(Collected data entries)
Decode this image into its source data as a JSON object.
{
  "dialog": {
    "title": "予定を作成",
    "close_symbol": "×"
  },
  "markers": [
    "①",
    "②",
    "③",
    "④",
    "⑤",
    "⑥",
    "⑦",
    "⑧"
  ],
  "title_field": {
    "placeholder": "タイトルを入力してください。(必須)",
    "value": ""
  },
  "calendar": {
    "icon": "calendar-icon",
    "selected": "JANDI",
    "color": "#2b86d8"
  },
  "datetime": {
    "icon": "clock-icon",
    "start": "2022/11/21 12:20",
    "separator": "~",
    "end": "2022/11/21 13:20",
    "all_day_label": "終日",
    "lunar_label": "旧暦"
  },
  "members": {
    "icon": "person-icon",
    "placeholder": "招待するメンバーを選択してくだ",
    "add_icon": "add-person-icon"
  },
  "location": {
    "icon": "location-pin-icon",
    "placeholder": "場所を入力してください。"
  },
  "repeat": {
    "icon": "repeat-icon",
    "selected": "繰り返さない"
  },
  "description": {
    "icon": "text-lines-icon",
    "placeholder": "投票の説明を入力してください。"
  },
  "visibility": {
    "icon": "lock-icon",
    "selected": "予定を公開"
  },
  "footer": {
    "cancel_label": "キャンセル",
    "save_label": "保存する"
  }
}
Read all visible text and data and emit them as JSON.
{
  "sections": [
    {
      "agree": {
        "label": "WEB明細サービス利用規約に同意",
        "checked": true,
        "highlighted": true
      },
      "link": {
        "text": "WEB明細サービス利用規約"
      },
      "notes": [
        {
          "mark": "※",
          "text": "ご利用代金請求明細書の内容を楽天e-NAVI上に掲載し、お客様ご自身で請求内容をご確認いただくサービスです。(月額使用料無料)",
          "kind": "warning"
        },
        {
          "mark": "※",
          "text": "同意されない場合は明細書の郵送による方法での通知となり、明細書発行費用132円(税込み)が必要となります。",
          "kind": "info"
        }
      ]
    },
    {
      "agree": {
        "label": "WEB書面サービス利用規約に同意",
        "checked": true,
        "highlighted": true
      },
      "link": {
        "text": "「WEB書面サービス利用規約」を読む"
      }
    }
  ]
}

Task to complete: Extract all lines as given.

Output:
Decode this image into its source data as a JSON object.
{
  "dialog": {
    "title": "予定を作成",
    "close_symbol": "×"
  },
  "markers": [
    "①",
    "②",
    "③",
    "④",
    "⑤",
    "⑥",
    "⑦",
    "⑧"
  ],
  "title_field": {
    "placeholder": "タイトルを入力してください。(必須)",
    "value": ""
  },
  "calendar": {
    "icon": "calendar-icon",
    "selected": "JANDI",
    "color": "#2b86d8"
  },
  "datetime": {
    "icon": "clock-icon",
    "start": "2022/11/21 12:20",
    "separator": "~",
    "end": "2022/11/21 13:20",
    "all_day_label": "終日",
    "lunar_label": "旧暦"
  },
  "members": {
    "icon": "person-icon",
    "placeholder": "招待するメンバーを選択してくだ",
    "add_icon": "add-person-icon"
  },
  "location": {
    "icon": "location-pin-icon",
    "placeholder": "場所を入力してください。"
  },
  "repeat": {
    "icon": "repeat-icon",
    "selected": "繰り返さない"
  },
  "description": {
    "icon": "text-lines-icon",
    "placeholder": "投票の説明を入力してください。"
  },
  "visibility": {
    "icon": "lock-icon",
    "selected": "予定を公開"
  },
  "footer": {
    "cancel_label": "キャンセル",
    "save_label": "保存する"
  }
}
Read all visible text and data and emit them as JSON.
{
  "sections": [
    {
      "agree": {
        "label": "WEB明細サービス利用規約に同意",
        "checked": true,
        "highlighted": true
      },
      "link": {
        "text": "WEB明細サービス利用規約"
      },
      "notes": [
        {
          "mark": "※",
          "text": "ご利用代金請求明細書の内容を楽天e-NAVI上に掲載し、お客様ご自身で請求内容をご確認いただくサービスです。(月額使用料無料)",
          "kind": "warning"
        },
        {
          "mark": "※",
          "text": "同意されない場合は明細書の郵送による方法での通知となり、明細書発行費用132円(税込み)が必要となります。",
          "kind": "info"
        }
      ]
    },
    {
      "agree": {
        "label": "WEB書面サービス利用規約に同意",
        "checked": true,
        "highlighted": true
      },
      "link": {
        "text": "「WEB書面サービス利用規約」を読む"
      }
    }
  ]
}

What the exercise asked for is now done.